## What to produce
Retype the entries below line for line, keeping every character unchanged.

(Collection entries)
========================

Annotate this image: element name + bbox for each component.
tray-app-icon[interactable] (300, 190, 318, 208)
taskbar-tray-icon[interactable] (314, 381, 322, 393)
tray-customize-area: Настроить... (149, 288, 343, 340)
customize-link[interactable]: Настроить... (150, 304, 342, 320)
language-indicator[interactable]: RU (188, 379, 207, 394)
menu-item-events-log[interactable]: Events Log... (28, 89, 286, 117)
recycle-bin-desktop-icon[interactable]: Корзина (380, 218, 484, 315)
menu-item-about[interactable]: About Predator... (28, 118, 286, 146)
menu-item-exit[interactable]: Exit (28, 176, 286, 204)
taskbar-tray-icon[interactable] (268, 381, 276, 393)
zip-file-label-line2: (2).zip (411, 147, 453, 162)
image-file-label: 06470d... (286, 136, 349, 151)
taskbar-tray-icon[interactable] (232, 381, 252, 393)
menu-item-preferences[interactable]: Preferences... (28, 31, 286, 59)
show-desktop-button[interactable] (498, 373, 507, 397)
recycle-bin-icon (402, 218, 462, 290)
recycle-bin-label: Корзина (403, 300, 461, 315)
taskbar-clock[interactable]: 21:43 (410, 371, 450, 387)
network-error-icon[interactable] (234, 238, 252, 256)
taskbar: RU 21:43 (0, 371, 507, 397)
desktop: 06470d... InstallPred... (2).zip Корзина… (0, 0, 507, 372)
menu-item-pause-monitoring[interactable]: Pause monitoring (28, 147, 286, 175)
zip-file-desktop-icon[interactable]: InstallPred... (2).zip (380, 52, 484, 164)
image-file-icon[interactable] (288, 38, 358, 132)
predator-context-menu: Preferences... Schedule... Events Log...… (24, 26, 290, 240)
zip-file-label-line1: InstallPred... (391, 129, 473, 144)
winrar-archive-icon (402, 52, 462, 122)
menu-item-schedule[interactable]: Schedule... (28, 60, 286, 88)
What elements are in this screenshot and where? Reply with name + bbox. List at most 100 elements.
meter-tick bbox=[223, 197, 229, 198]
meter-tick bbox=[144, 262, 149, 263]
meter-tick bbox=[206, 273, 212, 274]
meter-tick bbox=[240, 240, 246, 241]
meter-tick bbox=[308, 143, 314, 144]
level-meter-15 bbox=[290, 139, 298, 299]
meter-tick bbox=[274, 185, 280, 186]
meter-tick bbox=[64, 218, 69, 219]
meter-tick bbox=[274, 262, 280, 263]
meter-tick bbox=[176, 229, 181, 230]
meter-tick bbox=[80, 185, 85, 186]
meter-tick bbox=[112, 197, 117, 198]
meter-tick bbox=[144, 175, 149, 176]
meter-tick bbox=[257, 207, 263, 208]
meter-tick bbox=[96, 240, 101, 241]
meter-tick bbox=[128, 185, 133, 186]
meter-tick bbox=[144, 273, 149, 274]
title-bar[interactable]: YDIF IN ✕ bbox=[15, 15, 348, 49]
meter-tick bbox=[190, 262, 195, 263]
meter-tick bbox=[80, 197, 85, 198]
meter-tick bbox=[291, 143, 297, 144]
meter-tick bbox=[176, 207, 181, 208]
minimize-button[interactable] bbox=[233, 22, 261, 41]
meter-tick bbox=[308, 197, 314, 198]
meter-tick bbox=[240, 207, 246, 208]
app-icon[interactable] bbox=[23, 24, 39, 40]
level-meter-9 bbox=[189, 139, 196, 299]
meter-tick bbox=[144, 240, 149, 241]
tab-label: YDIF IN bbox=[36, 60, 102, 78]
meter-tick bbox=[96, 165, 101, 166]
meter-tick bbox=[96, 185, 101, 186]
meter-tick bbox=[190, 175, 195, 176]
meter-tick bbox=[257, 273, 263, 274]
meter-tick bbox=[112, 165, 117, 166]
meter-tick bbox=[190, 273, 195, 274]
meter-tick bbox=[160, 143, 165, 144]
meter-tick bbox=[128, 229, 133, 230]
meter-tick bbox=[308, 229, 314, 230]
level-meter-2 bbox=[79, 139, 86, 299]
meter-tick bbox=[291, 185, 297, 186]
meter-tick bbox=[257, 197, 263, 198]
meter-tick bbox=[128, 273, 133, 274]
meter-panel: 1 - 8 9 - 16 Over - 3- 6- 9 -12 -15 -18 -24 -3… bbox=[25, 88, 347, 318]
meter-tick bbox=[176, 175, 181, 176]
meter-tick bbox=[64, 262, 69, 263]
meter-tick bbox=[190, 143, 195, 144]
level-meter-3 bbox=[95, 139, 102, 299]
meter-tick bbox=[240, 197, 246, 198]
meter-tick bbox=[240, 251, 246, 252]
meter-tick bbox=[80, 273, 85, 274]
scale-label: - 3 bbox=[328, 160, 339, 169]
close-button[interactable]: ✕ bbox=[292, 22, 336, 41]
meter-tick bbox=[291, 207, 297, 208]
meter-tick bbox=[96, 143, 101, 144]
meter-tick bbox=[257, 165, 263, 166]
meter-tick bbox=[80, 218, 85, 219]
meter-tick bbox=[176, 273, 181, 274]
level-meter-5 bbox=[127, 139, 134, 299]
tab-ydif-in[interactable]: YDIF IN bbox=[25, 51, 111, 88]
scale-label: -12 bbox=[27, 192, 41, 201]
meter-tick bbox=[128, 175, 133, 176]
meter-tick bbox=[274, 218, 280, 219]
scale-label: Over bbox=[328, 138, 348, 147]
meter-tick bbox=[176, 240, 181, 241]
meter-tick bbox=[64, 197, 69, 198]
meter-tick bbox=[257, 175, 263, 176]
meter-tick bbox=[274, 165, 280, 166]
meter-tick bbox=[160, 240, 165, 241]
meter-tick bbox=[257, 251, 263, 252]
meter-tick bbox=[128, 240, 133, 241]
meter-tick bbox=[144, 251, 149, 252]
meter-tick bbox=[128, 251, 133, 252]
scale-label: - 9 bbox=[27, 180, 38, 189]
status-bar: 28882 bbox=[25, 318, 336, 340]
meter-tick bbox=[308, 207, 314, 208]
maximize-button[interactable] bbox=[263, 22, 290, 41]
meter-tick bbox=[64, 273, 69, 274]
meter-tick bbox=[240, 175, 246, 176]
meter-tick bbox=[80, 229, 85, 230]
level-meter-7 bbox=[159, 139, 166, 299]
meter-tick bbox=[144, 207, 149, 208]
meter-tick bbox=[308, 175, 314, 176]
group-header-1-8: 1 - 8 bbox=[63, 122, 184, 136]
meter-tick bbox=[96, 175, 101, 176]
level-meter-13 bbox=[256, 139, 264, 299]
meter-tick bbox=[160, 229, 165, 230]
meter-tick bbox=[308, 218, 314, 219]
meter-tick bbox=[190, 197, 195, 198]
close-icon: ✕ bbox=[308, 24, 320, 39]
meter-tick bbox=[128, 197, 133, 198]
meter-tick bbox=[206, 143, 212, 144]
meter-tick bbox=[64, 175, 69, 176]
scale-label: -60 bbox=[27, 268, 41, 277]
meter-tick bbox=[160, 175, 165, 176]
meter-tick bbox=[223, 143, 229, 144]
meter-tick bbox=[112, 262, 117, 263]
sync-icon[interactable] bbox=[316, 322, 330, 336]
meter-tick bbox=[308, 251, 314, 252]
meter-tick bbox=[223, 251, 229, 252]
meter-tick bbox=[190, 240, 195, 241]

========================

## Written response
Annotate this image: element name + bbox for each component.
tray-app-icon[interactable] (300, 190, 318, 208)
taskbar-tray-icon[interactable] (314, 381, 322, 393)
tray-customize-area: Настроить... (149, 288, 343, 340)
customize-link[interactable]: Настроить... (150, 304, 342, 320)
language-indicator[interactable]: RU (188, 379, 207, 394)
menu-item-events-log[interactable]: Events Log... (28, 89, 286, 117)
recycle-bin-desktop-icon[interactable]: Корзина (380, 218, 484, 315)
menu-item-about[interactable]: About Predator... (28, 118, 286, 146)
menu-item-exit[interactable]: Exit (28, 176, 286, 204)
taskbar-tray-icon[interactable] (268, 381, 276, 393)
zip-file-label-line2: (2).zip (411, 147, 453, 162)
image-file-label: 06470d... (286, 136, 349, 151)
taskbar-tray-icon[interactable] (232, 381, 252, 393)
menu-item-preferences[interactable]: Preferences... (28, 31, 286, 59)
show-desktop-button[interactable] (498, 373, 507, 397)
recycle-bin-icon (402, 218, 462, 290)
recycle-bin-label: Корзина (403, 300, 461, 315)
taskbar-clock[interactable]: 21:43 (410, 371, 450, 387)
network-error-icon[interactable] (234, 238, 252, 256)
taskbar: RU 21:43 (0, 371, 507, 397)
desktop: 06470d... InstallPred... (2).zip Корзина… (0, 0, 507, 372)
menu-item-pause-monitoring[interactable]: Pause monitoring (28, 147, 286, 175)
zip-file-desktop-icon[interactable]: InstallPred... (2).zip (380, 52, 484, 164)
image-file-icon[interactable] (288, 38, 358, 132)
predator-context-menu: Preferences... Schedule... Events Log...… (24, 26, 290, 240)
zip-file-label-line1: InstallPred... (391, 129, 473, 144)
winrar-archive-icon (402, 52, 462, 122)
menu-item-schedule[interactable]: Schedule... (28, 60, 286, 88)
What elements are in this screenshot and where? Reply with name + bbox. List at most 100 elements.
meter-tick bbox=[223, 197, 229, 198]
meter-tick bbox=[144, 262, 149, 263]
meter-tick bbox=[206, 273, 212, 274]
meter-tick bbox=[240, 240, 246, 241]
meter-tick bbox=[308, 143, 314, 144]
level-meter-15 bbox=[290, 139, 298, 299]
meter-tick bbox=[274, 185, 280, 186]
meter-tick bbox=[64, 218, 69, 219]
meter-tick bbox=[274, 262, 280, 263]
meter-tick bbox=[176, 229, 181, 230]
meter-tick bbox=[80, 185, 85, 186]
meter-tick bbox=[112, 197, 117, 198]
meter-tick bbox=[144, 175, 149, 176]
meter-tick bbox=[257, 207, 263, 208]
meter-tick bbox=[96, 240, 101, 241]
meter-tick bbox=[128, 185, 133, 186]
meter-tick bbox=[144, 273, 149, 274]
title-bar[interactable]: YDIF IN ✕ bbox=[15, 15, 348, 49]
meter-tick bbox=[190, 262, 195, 263]
meter-tick bbox=[80, 197, 85, 198]
meter-tick bbox=[291, 143, 297, 144]
meter-tick bbox=[176, 207, 181, 208]
minimize-button[interactable] bbox=[233, 22, 261, 41]
meter-tick bbox=[308, 197, 314, 198]
meter-tick bbox=[240, 207, 246, 208]
app-icon[interactable] bbox=[23, 24, 39, 40]
level-meter-9 bbox=[189, 139, 196, 299]
meter-tick bbox=[144, 240, 149, 241]
tab-label: YDIF IN bbox=[36, 60, 102, 78]
meter-tick bbox=[96, 165, 101, 166]
meter-tick bbox=[96, 185, 101, 186]
meter-tick bbox=[190, 175, 195, 176]
meter-tick bbox=[257, 273, 263, 274]
meter-tick bbox=[112, 165, 117, 166]
meter-tick bbox=[190, 273, 195, 274]
meter-tick bbox=[160, 143, 165, 144]
meter-tick bbox=[128, 229, 133, 230]
meter-tick bbox=[308, 229, 314, 230]
level-meter-2 bbox=[79, 139, 86, 299]
meter-tick bbox=[291, 185, 297, 186]
meter-tick bbox=[257, 197, 263, 198]
meter-tick bbox=[128, 273, 133, 274]
meter-panel: 1 - 8 9 - 16 Over - 3- 6- 9 -12 -15 -18 -24 -3… bbox=[25, 88, 347, 318]
meter-tick bbox=[176, 175, 181, 176]
meter-tick bbox=[64, 262, 69, 263]
meter-tick bbox=[190, 143, 195, 144]
level-meter-3 bbox=[95, 139, 102, 299]
meter-tick bbox=[240, 197, 246, 198]
meter-tick bbox=[240, 251, 246, 252]
meter-tick bbox=[80, 273, 85, 274]
scale-label: - 3 bbox=[328, 160, 339, 169]
close-button[interactable]: ✕ bbox=[292, 22, 336, 41]
meter-tick bbox=[291, 207, 297, 208]
meter-tick bbox=[96, 143, 101, 144]
meter-tick bbox=[257, 165, 263, 166]
meter-tick bbox=[80, 218, 85, 219]
meter-tick bbox=[176, 273, 181, 274]
level-meter-5 bbox=[127, 139, 134, 299]
tab-ydif-in[interactable]: YDIF IN bbox=[25, 51, 111, 88]
scale-label: -12 bbox=[27, 192, 41, 201]
meter-tick bbox=[128, 175, 133, 176]
meter-tick bbox=[274, 218, 280, 219]
scale-label: Over bbox=[328, 138, 348, 147]
meter-tick bbox=[176, 240, 181, 241]
meter-tick bbox=[64, 197, 69, 198]
meter-tick bbox=[257, 175, 263, 176]
meter-tick bbox=[274, 165, 280, 166]
meter-tick bbox=[160, 240, 165, 241]
meter-tick bbox=[257, 251, 263, 252]
meter-tick bbox=[128, 240, 133, 241]
meter-tick bbox=[144, 251, 149, 252]
meter-tick bbox=[128, 251, 133, 252]
scale-label: - 9 bbox=[27, 180, 38, 189]
status-bar: 28882 bbox=[25, 318, 336, 340]
meter-tick bbox=[308, 207, 314, 208]
maximize-button[interactable] bbox=[263, 22, 290, 41]
meter-tick bbox=[64, 273, 69, 274]
meter-tick bbox=[240, 175, 246, 176]
meter-tick bbox=[80, 229, 85, 230]
level-meter-7 bbox=[159, 139, 166, 299]
meter-tick bbox=[144, 207, 149, 208]
meter-tick bbox=[308, 175, 314, 176]
group-header-1-8: 1 - 8 bbox=[63, 122, 184, 136]
meter-tick bbox=[96, 175, 101, 176]
level-meter-13 bbox=[256, 139, 264, 299]
meter-tick bbox=[160, 229, 165, 230]
meter-tick bbox=[308, 218, 314, 219]
meter-tick bbox=[190, 197, 195, 198]
close-icon: ✕ bbox=[308, 24, 320, 39]
meter-tick bbox=[128, 197, 133, 198]
meter-tick bbox=[206, 143, 212, 144]
meter-tick bbox=[64, 175, 69, 176]
scale-label: -60 bbox=[27, 268, 41, 277]
meter-tick bbox=[160, 175, 165, 176]
meter-tick bbox=[223, 143, 229, 144]
meter-tick bbox=[112, 262, 117, 263]
sync-icon[interactable] bbox=[316, 322, 330, 336]
meter-tick bbox=[308, 251, 314, 252]
meter-tick bbox=[223, 251, 229, 252]
meter-tick bbox=[190, 240, 195, 241]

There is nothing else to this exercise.